WHAT TO PRODUCE – Narrow the data below down to the lines containing "Upload".

[Dataset records]
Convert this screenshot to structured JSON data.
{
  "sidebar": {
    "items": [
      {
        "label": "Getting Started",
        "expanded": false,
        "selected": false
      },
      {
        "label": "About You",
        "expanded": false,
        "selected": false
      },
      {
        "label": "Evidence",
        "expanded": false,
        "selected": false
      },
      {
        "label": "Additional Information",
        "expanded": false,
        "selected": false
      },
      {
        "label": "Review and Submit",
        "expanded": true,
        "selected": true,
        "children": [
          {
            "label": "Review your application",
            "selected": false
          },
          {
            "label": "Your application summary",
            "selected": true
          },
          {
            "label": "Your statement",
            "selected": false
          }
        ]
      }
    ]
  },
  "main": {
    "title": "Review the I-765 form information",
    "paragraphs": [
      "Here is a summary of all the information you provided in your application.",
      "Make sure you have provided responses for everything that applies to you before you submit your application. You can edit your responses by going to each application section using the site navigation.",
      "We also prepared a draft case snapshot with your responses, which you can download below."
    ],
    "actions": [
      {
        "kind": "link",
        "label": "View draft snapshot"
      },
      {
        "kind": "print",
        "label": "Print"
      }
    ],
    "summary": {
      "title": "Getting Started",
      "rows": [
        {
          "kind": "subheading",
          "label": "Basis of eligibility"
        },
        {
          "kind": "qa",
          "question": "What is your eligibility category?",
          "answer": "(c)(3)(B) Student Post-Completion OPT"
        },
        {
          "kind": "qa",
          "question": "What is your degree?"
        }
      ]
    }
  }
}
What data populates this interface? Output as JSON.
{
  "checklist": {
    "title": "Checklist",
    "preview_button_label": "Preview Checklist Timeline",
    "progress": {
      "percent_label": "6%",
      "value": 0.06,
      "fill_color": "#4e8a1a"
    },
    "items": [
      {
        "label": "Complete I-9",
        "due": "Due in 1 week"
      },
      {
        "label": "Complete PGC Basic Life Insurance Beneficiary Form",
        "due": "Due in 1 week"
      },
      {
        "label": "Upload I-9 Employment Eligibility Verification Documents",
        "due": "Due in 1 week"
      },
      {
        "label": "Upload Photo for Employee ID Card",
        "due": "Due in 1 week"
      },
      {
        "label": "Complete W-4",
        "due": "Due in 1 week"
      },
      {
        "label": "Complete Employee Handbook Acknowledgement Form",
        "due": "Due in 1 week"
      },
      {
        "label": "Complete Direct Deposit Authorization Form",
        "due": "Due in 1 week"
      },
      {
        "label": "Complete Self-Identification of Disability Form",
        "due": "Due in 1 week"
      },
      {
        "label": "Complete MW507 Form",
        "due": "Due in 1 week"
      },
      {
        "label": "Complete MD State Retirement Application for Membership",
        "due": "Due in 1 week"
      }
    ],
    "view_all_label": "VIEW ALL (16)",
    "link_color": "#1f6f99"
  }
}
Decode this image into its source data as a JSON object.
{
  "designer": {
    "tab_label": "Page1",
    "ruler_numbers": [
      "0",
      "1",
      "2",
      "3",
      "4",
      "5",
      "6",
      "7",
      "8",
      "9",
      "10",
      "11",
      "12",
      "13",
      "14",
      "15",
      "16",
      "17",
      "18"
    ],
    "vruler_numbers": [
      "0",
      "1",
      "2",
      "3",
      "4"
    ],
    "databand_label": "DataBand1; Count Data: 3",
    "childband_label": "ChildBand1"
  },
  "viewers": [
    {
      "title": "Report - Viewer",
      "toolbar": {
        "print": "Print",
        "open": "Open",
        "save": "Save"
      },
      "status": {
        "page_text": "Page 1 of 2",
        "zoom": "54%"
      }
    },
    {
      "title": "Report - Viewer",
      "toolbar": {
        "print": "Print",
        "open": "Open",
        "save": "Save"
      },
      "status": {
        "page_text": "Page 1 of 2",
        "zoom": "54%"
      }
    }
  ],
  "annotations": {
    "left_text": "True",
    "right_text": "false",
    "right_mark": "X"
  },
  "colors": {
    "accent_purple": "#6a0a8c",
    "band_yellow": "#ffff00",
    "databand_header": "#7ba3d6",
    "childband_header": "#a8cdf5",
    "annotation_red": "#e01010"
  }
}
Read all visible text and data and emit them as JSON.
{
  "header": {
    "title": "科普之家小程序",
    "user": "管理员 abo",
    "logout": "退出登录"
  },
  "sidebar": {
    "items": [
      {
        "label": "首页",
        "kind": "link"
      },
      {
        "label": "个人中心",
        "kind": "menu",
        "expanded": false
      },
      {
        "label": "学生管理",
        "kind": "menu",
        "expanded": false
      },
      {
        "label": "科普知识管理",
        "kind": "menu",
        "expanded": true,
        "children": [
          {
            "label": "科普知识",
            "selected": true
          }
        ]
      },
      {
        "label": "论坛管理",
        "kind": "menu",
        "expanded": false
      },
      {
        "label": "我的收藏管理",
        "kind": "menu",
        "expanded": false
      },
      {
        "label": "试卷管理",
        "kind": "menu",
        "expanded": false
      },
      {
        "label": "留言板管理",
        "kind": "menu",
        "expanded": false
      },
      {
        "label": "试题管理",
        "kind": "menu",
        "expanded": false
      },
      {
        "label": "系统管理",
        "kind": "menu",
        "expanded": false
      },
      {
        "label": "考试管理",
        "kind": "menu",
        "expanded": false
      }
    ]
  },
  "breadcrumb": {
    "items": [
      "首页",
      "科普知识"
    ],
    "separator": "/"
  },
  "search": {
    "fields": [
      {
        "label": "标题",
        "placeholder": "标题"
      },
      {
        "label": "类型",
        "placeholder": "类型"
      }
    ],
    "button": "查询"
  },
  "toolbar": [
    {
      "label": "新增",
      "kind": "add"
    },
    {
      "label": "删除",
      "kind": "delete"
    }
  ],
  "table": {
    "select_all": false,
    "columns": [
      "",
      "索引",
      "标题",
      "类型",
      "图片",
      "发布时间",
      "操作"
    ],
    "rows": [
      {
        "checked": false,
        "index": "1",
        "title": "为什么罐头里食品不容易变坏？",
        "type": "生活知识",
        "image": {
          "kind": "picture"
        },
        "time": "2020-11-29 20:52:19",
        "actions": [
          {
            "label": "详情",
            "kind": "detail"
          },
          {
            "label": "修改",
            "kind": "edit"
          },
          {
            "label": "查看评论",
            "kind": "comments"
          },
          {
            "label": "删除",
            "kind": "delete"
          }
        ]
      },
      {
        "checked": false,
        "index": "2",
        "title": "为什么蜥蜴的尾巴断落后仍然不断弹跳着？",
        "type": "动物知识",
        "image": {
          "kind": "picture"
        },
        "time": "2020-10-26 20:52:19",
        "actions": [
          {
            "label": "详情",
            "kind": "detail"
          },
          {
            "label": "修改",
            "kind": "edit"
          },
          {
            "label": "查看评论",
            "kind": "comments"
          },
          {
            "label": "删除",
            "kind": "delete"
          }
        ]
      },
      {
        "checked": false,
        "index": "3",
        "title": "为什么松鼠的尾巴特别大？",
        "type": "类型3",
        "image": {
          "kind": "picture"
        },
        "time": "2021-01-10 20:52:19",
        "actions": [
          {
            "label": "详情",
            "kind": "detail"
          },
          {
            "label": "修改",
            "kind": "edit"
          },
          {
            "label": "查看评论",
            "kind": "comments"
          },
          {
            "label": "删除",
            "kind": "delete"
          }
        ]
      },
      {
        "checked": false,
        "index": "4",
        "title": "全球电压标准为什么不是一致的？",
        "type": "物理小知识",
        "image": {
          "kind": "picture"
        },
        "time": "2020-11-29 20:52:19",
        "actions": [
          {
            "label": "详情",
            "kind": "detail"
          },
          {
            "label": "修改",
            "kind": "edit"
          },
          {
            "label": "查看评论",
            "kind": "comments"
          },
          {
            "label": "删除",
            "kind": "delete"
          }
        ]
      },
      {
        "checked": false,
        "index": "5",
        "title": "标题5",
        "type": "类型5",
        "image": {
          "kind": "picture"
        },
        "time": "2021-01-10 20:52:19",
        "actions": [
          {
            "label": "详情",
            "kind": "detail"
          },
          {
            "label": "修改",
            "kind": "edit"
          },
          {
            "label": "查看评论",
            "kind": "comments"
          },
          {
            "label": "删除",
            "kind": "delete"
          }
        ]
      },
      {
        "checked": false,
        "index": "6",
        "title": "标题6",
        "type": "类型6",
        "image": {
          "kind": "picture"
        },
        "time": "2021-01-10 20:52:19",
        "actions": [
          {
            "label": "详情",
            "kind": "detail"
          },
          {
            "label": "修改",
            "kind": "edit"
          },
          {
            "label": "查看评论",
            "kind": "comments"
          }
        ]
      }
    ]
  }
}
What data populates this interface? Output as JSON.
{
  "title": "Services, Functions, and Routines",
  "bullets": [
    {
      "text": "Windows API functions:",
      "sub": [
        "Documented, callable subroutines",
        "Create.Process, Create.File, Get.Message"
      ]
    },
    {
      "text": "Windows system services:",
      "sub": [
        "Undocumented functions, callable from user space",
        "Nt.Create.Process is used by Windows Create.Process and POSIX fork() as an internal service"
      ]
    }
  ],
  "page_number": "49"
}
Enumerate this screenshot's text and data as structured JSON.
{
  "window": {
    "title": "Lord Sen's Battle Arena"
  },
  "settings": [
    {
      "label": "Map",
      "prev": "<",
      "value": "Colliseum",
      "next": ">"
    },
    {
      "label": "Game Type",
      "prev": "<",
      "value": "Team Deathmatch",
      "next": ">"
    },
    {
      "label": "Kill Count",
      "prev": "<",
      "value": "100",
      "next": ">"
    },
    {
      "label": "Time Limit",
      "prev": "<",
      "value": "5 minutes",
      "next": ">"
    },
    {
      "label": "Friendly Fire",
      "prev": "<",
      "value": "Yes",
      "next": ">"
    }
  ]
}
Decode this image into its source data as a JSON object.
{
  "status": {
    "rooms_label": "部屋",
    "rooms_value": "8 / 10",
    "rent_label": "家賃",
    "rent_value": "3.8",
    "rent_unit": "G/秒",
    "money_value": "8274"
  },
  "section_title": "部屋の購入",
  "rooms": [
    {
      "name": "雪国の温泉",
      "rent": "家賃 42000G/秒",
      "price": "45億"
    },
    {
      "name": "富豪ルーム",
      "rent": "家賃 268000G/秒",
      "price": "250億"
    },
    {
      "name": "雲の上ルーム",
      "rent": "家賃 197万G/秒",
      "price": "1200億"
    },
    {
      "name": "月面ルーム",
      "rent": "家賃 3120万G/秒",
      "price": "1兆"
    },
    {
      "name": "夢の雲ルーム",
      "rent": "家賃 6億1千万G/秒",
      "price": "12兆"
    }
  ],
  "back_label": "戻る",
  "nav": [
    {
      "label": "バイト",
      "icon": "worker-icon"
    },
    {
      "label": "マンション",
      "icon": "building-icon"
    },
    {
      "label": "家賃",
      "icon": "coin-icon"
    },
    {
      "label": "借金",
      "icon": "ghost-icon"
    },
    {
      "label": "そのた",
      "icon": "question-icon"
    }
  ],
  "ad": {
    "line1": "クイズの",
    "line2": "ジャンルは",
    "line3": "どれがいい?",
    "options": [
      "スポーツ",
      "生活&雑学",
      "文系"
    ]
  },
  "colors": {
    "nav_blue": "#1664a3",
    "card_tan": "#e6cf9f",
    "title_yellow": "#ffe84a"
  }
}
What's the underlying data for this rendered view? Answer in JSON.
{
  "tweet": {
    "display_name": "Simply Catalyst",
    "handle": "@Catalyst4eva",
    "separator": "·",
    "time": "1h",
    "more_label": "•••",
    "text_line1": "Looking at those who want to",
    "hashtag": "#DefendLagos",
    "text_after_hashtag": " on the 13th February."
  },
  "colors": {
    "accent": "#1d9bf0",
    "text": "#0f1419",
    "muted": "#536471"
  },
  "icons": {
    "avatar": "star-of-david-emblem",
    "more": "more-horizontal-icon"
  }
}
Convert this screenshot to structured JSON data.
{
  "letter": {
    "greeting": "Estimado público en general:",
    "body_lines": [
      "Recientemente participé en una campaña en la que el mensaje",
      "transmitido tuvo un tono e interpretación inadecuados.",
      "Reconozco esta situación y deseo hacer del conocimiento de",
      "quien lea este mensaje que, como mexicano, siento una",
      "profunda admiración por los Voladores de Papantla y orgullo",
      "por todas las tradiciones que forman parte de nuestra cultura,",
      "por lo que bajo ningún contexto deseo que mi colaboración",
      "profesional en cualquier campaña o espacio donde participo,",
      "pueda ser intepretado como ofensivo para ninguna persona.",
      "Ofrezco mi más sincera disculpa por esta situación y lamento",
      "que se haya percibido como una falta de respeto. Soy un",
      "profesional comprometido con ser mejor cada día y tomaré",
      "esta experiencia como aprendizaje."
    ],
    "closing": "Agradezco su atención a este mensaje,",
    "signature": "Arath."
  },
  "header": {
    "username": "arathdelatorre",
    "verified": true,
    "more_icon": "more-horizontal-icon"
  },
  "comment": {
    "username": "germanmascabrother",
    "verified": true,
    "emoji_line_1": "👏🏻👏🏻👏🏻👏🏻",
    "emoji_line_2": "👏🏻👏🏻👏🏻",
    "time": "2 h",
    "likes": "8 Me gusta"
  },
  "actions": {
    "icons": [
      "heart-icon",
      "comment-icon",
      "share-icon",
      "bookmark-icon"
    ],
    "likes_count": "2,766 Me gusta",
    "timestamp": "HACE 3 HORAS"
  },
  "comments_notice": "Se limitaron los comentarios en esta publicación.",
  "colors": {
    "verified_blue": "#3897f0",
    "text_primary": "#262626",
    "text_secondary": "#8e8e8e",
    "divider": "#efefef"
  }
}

TASK RESPONSE –
        "label": "Upload I-9 Employment Eligibility Verification Documents",
        "label": "Upload Photo for Employee ID Card",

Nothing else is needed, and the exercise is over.